[Задания для выполнения]
a) Почему, согласно отрывку о выходе из голодовки, арестанты называют утреннюю кашу «кирзовой»?
b) Продолжите отрывок о выходе из голодовки в тюрьме, начав сразу после его последнего предложения.

[Предложенный отрывок]
Я не знаю, как выходить из голодовки, спросить не у кого, да хоть бы и знал, мало толку. Научные рекомендации были бы бесполезны: кроме обычной тюремной пищи, я все равно ничего не получу.
Пайка лежит пока нетронутая. На завтрак дают черпак каши, с нее я и начинаю. Я не знаю, из какой крупы эта каша, и не берусь догадаться; арестанты зовут ее «кирзовой», потому что она шершавая и дерет горло. А на цвет синеватая. Вот эту кашу я и жевал чуть ли не до обеда: пережевывая, пока она не превратится в жидкий клейстер (через некоторое время после начала жевания появилась слюна), процеживал ее несколько раз сквозь зубы и лишь потом с усилием глотал. Сама пища оставляла меня равнодушным, занимал лишь процесс еды, от которого я совсем отвык. После каши я таким же образом съел граммов сто хлебного мякиша и запил кипятком с пайковым сахаром. Обеденные щи есть не стал (и еще недели две обходился без них, не ел и соленую кильку — а это, между прочим, значит, что в пути ничего не ел, кроме хлеба: этапный паек состоит из хлеба, кильки или селедки и двадцати граммов сахара в сутки). Вечером похлебал жижи из рыбного супа.

[Перечень данных]
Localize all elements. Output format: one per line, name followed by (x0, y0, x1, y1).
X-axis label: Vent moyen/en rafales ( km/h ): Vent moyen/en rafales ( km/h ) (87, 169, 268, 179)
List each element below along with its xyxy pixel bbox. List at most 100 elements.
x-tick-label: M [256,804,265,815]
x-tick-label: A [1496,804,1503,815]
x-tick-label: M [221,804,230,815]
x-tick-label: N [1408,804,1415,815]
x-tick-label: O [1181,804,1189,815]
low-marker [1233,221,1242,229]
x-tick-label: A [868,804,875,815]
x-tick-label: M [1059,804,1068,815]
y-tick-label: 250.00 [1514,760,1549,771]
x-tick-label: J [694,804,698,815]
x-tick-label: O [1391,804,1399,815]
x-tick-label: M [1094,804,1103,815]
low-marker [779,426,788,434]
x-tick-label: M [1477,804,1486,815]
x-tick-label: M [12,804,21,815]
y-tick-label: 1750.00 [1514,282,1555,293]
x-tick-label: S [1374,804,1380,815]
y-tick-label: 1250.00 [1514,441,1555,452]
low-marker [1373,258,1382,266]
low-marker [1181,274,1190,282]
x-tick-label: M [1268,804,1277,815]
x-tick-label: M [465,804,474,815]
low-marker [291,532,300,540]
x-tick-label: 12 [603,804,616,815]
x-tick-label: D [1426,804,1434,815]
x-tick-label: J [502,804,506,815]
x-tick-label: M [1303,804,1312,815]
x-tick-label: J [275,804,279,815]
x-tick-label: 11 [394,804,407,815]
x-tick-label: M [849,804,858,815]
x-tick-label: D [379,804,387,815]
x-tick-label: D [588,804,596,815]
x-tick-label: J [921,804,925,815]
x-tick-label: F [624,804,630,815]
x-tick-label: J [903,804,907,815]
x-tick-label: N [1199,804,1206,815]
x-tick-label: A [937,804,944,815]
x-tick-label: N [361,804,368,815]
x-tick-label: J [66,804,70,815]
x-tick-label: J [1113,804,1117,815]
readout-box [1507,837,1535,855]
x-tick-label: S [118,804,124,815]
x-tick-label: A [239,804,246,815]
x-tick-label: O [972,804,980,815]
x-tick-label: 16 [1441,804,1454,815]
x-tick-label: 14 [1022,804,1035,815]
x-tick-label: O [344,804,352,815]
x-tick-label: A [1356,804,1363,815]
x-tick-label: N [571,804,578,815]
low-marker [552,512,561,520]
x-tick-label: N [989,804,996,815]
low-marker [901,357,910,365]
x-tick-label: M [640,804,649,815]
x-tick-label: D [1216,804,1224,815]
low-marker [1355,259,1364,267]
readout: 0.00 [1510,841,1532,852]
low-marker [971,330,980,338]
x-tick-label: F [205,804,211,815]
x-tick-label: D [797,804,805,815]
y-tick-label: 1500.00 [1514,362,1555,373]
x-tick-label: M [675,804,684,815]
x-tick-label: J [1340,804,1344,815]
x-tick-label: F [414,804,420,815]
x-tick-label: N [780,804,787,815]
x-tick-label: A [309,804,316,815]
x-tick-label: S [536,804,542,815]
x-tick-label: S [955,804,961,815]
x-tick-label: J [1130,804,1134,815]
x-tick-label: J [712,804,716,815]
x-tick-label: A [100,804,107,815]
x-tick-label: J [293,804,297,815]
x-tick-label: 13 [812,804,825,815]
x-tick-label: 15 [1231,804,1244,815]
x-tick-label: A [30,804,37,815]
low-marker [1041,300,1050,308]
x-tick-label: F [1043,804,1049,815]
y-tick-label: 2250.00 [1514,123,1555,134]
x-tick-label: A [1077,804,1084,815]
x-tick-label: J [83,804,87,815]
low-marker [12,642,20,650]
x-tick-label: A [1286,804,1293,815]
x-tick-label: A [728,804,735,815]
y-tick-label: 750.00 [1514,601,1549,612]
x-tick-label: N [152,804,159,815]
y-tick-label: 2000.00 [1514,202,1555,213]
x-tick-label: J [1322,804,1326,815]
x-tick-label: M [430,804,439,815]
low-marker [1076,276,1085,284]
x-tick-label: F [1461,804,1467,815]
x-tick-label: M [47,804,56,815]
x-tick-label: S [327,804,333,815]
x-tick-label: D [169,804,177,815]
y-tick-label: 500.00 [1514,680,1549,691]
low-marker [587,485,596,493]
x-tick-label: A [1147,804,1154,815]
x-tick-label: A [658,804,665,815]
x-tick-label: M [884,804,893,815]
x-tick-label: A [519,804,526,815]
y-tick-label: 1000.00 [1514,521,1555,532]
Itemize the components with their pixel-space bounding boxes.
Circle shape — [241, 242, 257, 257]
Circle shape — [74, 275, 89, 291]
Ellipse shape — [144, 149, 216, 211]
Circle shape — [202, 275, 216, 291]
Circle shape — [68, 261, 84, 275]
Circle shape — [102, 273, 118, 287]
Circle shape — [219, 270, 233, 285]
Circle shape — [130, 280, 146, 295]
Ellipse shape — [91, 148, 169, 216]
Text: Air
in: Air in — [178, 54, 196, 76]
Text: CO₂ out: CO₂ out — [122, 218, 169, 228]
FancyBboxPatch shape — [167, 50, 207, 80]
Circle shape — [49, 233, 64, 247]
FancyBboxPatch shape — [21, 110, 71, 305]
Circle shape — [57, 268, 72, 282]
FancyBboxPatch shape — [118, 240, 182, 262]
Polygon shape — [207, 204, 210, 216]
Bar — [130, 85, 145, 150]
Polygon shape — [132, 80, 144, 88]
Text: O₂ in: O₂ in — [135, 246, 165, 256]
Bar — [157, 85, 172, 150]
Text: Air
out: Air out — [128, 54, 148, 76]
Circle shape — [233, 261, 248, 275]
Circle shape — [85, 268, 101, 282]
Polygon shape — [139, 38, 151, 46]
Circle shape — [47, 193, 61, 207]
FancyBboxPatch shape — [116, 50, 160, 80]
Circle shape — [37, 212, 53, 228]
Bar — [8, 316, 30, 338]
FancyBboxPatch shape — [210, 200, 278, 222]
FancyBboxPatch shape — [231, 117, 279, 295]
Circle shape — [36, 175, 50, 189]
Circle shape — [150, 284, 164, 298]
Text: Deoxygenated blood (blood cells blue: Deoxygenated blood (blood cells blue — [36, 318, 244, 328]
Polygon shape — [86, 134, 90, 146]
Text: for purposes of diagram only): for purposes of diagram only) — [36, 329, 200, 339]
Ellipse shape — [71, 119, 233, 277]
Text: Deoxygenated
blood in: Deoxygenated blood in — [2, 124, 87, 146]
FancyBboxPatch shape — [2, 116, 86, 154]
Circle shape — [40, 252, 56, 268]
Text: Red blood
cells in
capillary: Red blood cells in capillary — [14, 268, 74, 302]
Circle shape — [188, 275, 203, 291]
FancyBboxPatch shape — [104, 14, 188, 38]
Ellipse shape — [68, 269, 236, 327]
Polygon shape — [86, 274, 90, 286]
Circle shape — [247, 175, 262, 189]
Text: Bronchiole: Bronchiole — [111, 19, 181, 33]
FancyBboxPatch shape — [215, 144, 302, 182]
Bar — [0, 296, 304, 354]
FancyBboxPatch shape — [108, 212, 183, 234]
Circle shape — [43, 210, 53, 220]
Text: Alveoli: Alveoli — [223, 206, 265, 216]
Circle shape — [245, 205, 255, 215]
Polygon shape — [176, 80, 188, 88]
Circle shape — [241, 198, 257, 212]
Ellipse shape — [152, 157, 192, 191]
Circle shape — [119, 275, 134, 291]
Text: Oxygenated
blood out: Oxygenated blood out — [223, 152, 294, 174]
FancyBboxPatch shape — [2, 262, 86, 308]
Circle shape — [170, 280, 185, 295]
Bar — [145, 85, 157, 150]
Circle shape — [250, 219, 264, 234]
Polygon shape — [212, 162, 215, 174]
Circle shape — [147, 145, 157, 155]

[Выполненные задания]
a) Потому что она шершавая и дерет горло.

b)
Надо сказать, что кормежка сейчас лучше, чем лет пять назад. Еда на пересылках более удобоваримая, дневная норма сахара увеличена на пять граммов: вместо пятнадцати — двадцать. Мало? Улучшение на тридцать процентов за пятилетку!
На вторые сутки — и во все последующие дни — появился аппетит, да какой! Приходилось бороться с желанием съесть всю дневную пайку сразу, приходилось стыдить себя за мысль, не попросить ли добавки баланды (в тюрьме это не считается зазорным; другое дело, что редко когда получишь). О чем я точно знал — так это об опасности после голода наесться сразу, и поэтому долго еще соблюдал полуголодную диету. Это в заключении так легко!
В этот же день — очередной (раз в месяц) обход прокурора. «Хозяин» (начальник тюрьмы) представляет ему нашу камеру:
— А это люди вольные! — все у нас в камере «химики» да двое ссыльных.
— Вопросы к прокурору будут?
Вопрос у всех один: когда отправят дальше? Большинство здесь кантуется уже три недели. Нам, ссыльным, время в этапе засчитывается в срок из расчета день за три. «Химики» же идут либо из лагерей, либо из зала суда по «химической» амнистии (то есть они действительно «вольные» — амнистированные, однако едут этапом, под стражей). И им зачетов нет. Ссыльным они завидуют.
Прокурорский обход — развлечение. Никто его всерьез не принимает. По-шутовски ломается начальник тюрьмы, арестанты встречают и провожают прокурора смехом. Это устраивает обе стороны.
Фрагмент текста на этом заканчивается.